** THE PROBLEM **
Find every line with "this" in it, then report how many there are and nothing more.

Figure dataset records:

━━━━━━━━

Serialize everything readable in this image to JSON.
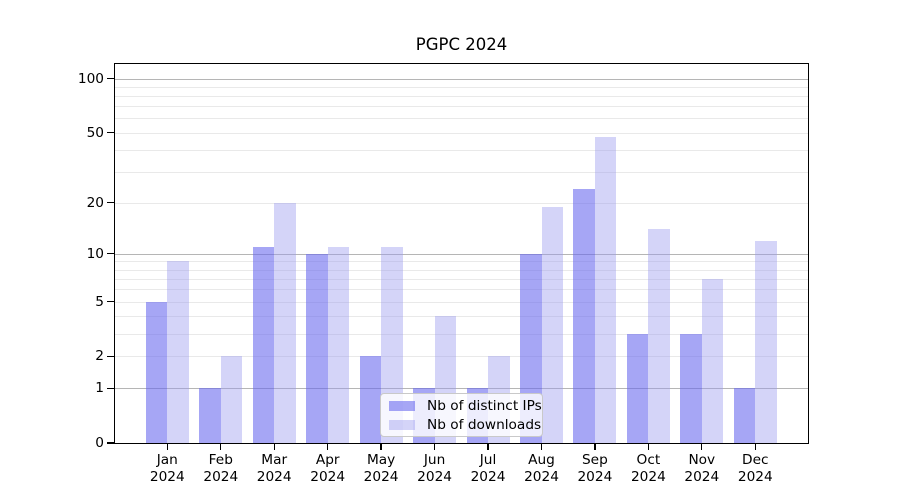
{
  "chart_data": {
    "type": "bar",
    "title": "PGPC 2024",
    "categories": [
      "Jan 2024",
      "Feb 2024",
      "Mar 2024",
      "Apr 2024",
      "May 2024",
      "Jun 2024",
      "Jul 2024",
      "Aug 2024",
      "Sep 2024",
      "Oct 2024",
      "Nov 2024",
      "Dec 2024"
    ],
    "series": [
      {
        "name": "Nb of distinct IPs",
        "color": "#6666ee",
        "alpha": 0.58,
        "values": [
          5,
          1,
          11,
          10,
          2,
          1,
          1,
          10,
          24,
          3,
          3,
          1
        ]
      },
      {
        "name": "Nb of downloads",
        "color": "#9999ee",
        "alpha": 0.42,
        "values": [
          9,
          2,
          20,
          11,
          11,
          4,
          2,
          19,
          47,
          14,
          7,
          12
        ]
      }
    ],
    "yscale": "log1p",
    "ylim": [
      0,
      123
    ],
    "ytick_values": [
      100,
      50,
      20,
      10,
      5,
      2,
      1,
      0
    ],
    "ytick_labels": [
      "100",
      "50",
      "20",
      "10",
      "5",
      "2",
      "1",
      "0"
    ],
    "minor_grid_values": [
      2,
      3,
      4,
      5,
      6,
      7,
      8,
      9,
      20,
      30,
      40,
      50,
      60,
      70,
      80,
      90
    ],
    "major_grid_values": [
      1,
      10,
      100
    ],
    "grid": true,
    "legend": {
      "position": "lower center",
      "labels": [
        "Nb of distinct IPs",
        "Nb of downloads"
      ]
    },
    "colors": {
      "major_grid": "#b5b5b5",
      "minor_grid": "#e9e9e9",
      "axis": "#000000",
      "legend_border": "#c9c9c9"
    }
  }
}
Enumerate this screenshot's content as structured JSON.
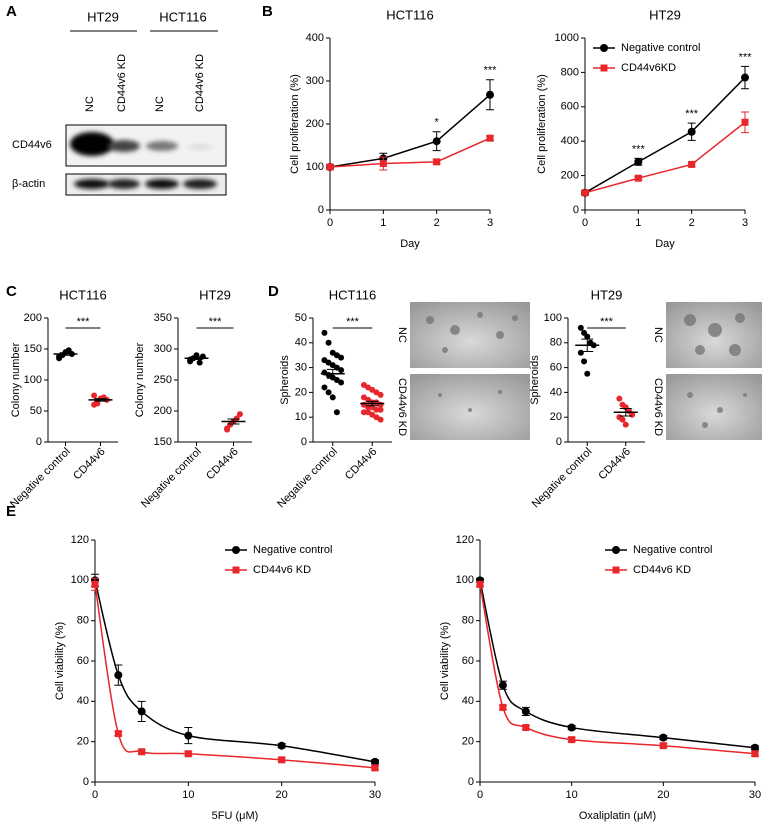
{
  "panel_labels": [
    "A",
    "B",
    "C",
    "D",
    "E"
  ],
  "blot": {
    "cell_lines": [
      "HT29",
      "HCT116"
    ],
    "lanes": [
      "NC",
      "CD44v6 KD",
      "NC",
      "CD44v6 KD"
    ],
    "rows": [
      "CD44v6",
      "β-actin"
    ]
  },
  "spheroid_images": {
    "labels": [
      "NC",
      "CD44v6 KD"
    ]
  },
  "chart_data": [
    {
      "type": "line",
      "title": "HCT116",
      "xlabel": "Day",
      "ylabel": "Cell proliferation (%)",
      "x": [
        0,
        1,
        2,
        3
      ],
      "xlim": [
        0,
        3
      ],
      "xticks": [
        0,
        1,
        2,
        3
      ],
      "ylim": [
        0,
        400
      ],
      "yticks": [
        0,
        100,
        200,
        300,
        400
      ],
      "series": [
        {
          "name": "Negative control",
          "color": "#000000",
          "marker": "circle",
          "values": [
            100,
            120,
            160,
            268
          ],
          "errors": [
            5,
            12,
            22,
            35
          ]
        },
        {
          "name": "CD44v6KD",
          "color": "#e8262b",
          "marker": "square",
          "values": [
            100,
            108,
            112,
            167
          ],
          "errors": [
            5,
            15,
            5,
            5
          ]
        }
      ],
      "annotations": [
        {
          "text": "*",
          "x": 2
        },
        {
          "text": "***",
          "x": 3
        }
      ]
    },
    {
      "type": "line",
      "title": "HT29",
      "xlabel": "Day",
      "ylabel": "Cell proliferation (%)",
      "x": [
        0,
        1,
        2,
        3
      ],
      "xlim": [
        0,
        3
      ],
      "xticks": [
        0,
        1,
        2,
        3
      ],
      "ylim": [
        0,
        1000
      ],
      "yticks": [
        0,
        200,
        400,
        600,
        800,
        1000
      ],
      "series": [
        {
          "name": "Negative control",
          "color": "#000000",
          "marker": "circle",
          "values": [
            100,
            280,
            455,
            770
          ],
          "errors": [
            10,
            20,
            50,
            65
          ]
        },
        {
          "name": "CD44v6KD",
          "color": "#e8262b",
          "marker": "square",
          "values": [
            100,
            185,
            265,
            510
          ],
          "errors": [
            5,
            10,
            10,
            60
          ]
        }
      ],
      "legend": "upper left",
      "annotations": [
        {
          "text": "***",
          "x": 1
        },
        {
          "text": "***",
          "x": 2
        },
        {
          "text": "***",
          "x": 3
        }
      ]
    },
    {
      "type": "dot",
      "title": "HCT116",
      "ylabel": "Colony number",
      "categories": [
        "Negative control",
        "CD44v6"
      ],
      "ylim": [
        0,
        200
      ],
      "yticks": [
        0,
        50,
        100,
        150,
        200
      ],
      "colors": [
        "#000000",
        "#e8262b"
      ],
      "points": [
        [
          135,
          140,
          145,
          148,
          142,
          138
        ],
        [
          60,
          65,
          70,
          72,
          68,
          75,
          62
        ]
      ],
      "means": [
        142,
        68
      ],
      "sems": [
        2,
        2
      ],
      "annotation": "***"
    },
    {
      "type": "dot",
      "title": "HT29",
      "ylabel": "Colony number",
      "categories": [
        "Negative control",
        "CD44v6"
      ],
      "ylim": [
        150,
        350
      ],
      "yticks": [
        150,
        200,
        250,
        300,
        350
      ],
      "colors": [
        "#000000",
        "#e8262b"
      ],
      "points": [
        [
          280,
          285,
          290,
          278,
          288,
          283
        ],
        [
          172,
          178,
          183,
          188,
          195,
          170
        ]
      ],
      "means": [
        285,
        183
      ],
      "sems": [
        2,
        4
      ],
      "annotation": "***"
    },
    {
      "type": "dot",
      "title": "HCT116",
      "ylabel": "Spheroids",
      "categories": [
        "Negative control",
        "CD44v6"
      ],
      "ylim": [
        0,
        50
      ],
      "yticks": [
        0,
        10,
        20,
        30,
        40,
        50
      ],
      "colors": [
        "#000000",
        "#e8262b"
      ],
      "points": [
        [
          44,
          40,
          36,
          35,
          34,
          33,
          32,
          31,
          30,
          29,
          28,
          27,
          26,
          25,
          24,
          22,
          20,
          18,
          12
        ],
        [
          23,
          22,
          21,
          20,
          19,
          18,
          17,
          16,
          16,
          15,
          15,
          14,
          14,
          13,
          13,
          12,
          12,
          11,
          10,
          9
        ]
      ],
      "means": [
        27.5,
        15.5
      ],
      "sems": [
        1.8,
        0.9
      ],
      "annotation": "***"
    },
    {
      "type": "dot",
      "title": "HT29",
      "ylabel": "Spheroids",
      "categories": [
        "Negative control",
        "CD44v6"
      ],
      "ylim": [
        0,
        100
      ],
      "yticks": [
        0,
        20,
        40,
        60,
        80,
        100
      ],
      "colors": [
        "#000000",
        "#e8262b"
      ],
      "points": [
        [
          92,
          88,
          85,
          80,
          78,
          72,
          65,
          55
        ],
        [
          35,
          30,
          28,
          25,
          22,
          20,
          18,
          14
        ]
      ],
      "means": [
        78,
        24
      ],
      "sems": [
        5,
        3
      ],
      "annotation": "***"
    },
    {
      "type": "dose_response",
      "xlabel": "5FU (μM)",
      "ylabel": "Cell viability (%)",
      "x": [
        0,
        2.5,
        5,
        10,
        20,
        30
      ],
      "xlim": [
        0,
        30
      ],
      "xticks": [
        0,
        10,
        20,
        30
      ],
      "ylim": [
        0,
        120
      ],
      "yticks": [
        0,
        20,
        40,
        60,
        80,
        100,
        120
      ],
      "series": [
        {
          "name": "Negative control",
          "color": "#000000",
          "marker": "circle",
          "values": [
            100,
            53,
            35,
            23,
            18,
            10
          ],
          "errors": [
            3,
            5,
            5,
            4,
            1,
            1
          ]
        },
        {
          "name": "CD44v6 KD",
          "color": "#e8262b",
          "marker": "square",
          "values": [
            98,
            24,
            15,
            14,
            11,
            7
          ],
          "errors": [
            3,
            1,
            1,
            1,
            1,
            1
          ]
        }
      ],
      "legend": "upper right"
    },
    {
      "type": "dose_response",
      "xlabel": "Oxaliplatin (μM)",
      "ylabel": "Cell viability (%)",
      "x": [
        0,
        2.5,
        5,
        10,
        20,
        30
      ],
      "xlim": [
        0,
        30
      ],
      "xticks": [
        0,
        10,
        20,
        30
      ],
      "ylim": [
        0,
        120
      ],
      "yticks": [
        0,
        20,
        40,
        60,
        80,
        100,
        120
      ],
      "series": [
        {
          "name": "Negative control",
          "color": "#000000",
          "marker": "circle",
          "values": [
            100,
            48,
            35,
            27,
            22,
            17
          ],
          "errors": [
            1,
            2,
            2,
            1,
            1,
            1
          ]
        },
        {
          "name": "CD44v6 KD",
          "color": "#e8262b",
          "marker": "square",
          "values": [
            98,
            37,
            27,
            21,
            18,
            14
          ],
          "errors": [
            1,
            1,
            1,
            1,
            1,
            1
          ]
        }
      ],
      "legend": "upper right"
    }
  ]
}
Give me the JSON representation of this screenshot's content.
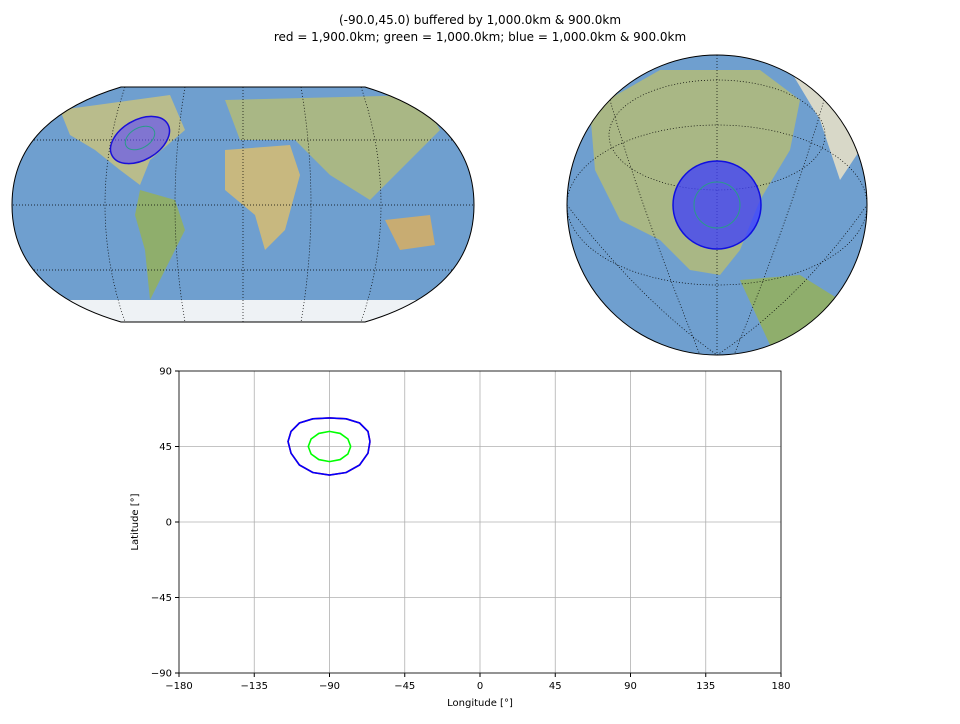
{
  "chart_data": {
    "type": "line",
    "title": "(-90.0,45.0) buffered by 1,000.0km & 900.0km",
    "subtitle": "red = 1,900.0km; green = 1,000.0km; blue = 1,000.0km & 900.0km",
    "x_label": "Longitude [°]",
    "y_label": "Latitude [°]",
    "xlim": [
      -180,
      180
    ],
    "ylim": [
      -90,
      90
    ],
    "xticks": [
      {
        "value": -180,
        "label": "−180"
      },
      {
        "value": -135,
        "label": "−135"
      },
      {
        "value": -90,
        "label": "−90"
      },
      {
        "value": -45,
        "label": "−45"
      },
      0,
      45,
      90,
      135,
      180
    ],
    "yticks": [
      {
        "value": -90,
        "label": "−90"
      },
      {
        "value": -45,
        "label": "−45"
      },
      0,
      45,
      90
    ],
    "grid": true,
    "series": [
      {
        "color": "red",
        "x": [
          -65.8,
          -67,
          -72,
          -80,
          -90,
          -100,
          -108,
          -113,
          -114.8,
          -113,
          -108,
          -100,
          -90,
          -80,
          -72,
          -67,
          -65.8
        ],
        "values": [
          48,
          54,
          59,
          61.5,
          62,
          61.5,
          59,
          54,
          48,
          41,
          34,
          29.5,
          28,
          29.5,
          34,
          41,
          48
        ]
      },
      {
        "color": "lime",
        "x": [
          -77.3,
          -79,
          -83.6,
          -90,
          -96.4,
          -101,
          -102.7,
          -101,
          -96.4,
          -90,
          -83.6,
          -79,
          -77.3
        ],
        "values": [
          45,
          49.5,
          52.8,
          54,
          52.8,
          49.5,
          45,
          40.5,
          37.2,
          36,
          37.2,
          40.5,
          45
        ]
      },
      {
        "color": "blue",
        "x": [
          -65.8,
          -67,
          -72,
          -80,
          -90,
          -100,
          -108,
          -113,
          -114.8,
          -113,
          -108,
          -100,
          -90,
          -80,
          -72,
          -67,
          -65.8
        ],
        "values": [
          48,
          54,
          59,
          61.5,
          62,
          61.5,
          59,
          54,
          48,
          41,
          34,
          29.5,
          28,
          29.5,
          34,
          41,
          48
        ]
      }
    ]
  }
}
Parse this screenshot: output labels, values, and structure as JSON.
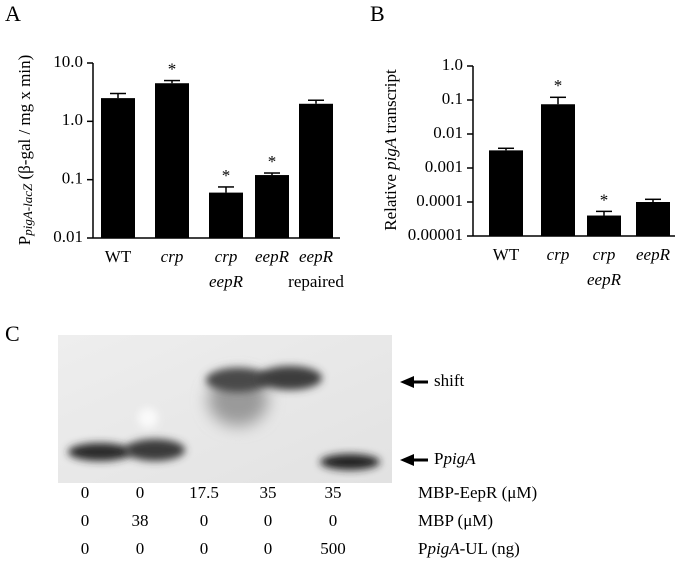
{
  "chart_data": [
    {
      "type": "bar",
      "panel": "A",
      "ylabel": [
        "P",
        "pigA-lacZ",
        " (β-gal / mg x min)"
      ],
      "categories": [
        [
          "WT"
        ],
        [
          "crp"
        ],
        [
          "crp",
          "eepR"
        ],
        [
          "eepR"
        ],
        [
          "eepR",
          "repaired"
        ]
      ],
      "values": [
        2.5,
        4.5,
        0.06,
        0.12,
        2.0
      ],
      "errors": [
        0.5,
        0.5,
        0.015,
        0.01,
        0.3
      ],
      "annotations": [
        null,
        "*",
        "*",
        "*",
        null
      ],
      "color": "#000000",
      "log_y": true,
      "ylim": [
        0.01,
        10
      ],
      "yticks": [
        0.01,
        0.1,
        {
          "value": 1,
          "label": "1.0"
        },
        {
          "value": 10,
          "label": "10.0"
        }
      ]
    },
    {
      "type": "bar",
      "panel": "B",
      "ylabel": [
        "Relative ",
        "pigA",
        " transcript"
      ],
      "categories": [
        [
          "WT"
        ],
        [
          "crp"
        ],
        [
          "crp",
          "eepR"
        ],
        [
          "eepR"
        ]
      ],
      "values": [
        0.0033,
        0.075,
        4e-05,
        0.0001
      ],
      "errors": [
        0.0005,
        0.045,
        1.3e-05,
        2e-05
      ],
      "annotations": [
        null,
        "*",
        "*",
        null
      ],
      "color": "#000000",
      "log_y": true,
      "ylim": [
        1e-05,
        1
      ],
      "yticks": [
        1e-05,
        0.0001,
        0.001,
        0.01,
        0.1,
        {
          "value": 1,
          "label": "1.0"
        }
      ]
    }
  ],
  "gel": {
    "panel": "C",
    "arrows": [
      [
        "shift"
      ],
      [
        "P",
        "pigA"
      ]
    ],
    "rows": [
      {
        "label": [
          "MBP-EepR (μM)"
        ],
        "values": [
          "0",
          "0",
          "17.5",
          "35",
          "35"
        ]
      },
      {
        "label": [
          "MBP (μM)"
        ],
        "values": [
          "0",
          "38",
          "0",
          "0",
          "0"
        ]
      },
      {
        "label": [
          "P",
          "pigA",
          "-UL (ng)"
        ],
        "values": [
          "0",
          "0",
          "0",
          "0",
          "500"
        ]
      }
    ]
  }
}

━━━━━━━━

** EXERCISE RESPONSE **
4